▶ **Instructions to follow**
Leave the pictures out and print every record below exactly as it stands.

▶ **Material supplied**
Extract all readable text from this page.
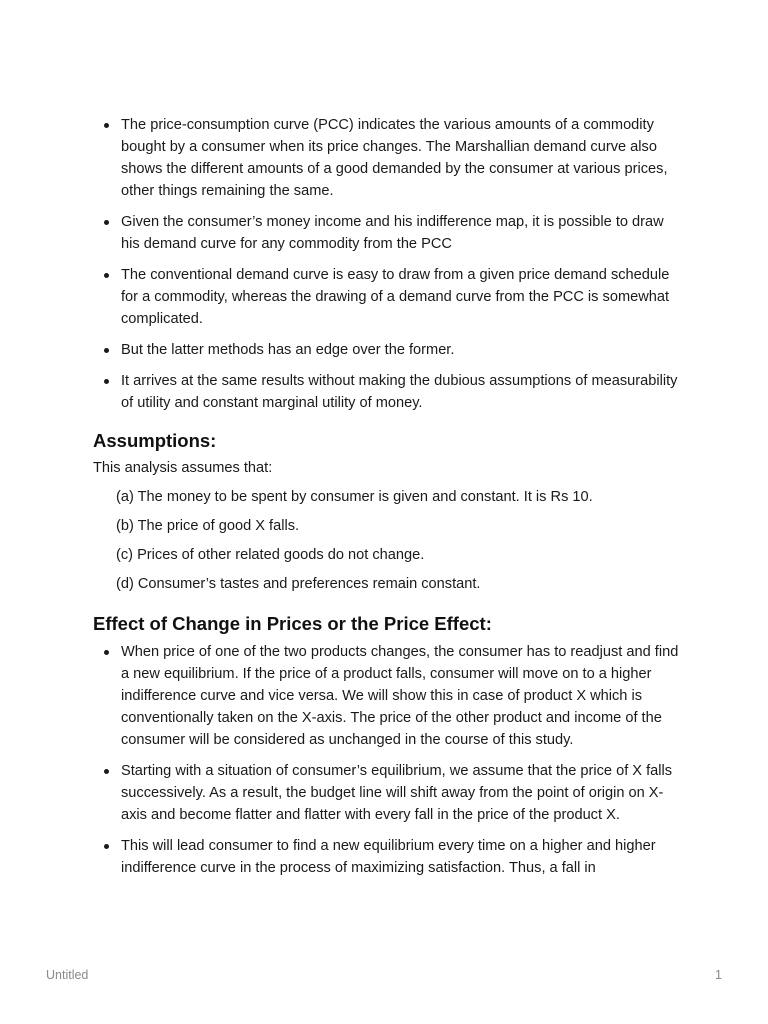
The price-consumption curve (PCC) indicates the various amounts of a commodity bought by a consumer when its price changes. The Marshallian demand curve also shows the different amounts of a good demanded by the consumer at various prices, other things remaining the same.
Given the consumer’s money income and his indifference map, it is possible to draw his demand curve for any commodity from the PCC
The conventional demand curve is easy to draw from a given price demand schedule for a commodity, whereas the drawing of a demand curve from the PCC is somewhat complicated.
But the latter methods has an edge over the former.
It arrives at the same results without making the dubious assumptions of measurability of utility and constant marginal utility of money.
Assumptions:

This analysis assumes that:

(a) The money to be spent by consumer is given and constant. It is Rs 10.

(b) The price of good X falls.

(c) Prices of other related goods do not change.

(d) Consumer’s tastes and preferences remain constant.

Effect of Change in Prices or the Price Effect:
When price of one of the two products changes, the consumer has to readjust and find a new equilibrium. If the price of a product falls, consumer will move on to a higher indifference curve and vice versa. We will show this in case of product X which is conventionally taken on the X-axis. The price of the other product and income of the consumer will be considered as unchanged in the course of this study.
Starting with a situation of consumer’s equilibrium, we assume that the price of X falls successively. As a result, the budget line will shift away from the point of origin on X-axis and become flatter and flatter with every fall in the price of the product X.
This will lead consumer to find a new equilibrium every time on a higher and higher indifference curve in the process of maximizing satisfaction. Thus, a fall in
Untitled	1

▶ **Reply**
Extract all readable text from this page.
The price-consumption curve (PCC) indicates the various amounts of a commodity bought by a consumer when its price changes. The Marshallian demand curve also shows the different amounts of a good demanded by the consumer at various prices, other things remaining the same.
Given the consumer’s money income and his indifference map, it is possible to draw his demand curve for any commodity from the PCC
The conventional demand curve is easy to draw from a given price demand schedule for a commodity, whereas the drawing of a demand curve from the PCC is somewhat complicated.
But the latter methods has an edge over the former.
It arrives at the same results without making the dubious assumptions of measurability of utility and constant marginal utility of money.
Assumptions:

This analysis assumes that:

(a) The money to be spent by consumer is given and constant. It is Rs 10.

(b) The price of good X falls.

(c) Prices of other related goods do not change.

(d) Consumer’s tastes and preferences remain constant.

Effect of Change in Prices or the Price Effect:
When price of one of the two products changes, the consumer has to readjust and find a new equilibrium. If the price of a product falls, consumer will move on to a higher indifference curve and vice versa. We will show this in case of product X which is conventionally taken on the X-axis. The price of the other product and income of the consumer will be considered as unchanged in the course of this study.
Starting with a situation of consumer’s equilibrium, we assume that the price of X falls successively. As a result, the budget line will shift away from the point of origin on X-axis and become flatter and flatter with every fall in the price of the product X.
This will lead consumer to find a new equilibrium every time on a higher and higher indifference curve in the process of maximizing satisfaction. Thus, a fall in
Untitled	1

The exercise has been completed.